# Our trip to Maine



## Anonymous (Oct 8, 2007)

We all headed to Maine (Bridgeton) Last weak for 5 days. I was able to get in a good few hours of fishing. We rented a cottage on Adams lake and Friday we rented a small row boat for the day ($15 for the whole day!!) Well here is a few pictures. Was hoping for a little bigger but also only had a limited supply of tackle. Next year I will be better prepared.












and this one was taken with my cell phone,






We had a great time and are already getting ready for next year lol.

fishnfever


----------



## Jim (Oct 8, 2007)

Awesome! How was the lake? Lots of people? How were the cottages? Could you have taken your own boat?

Those fish look very healthy. Good time to get up to Maine for sure!


----------



## SMDave (Oct 8, 2007)

> _Tasks for this exercise_:
1: List every question that Jim asks in the Maine fishing trip thread.
2: For each statement, state whether it agrees with the Maine fishing trip thread, and quote the words that decide it: (a) the row boat cost $15 for the whole day; (b) the first poster had an ample supply of tackle; (c) Jim considered the fish healthy.
3: Answer these questions from the Maine fishing trip thread:
(a) On which lake was the rented cottage?
(b) On which day was the row boat rented?
(c) With what was one of the pictures taken?

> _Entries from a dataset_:
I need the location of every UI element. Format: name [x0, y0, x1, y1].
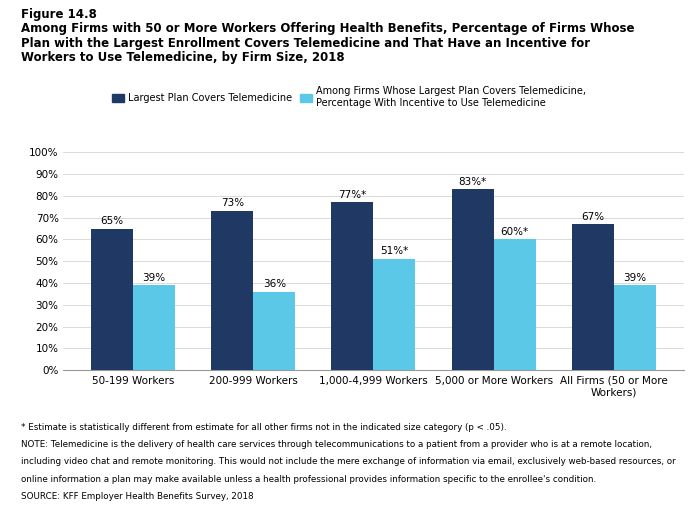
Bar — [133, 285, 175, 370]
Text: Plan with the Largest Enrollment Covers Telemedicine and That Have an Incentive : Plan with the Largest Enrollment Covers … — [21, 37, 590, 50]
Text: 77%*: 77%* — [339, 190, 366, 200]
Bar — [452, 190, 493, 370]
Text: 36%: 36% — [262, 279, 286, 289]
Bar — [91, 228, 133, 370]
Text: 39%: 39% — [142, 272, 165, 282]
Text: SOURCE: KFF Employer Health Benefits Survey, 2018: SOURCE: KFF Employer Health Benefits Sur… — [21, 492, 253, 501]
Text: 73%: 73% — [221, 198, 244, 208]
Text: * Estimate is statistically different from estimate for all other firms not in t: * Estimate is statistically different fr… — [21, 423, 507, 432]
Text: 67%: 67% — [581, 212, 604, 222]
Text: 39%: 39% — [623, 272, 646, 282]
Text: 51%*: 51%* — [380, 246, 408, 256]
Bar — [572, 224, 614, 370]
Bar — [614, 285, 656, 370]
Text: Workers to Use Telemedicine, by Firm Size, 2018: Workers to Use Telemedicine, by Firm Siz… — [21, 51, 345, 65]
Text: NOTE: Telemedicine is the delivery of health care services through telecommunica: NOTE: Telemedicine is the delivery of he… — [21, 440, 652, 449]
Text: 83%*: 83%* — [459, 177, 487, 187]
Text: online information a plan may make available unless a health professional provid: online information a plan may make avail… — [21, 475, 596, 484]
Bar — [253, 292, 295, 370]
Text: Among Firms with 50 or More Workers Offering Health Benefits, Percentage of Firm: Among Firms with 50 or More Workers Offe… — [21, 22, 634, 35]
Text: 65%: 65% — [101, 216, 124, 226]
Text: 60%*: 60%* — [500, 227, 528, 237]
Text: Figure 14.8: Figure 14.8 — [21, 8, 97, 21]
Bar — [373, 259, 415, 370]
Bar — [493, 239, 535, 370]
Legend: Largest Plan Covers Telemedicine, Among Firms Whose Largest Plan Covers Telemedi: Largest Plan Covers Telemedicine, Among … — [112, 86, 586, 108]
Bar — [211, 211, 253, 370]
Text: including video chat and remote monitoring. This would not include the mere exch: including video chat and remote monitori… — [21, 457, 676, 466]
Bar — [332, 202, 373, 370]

> _Answers for the tasks_:
1:
- How was the lake?
- Lots of people?
- How were the cottages?
- Could you have taken your own boat?

2:
(a) Yes: "we rented a small row boat for the day ($15 for the whole day!!)"
(b) No: "only had a limited supply of tackle"
(c) Yes: "Those fish look very healthy."

3:
(a) Adams lake
(b) Friday
(c) A cell phone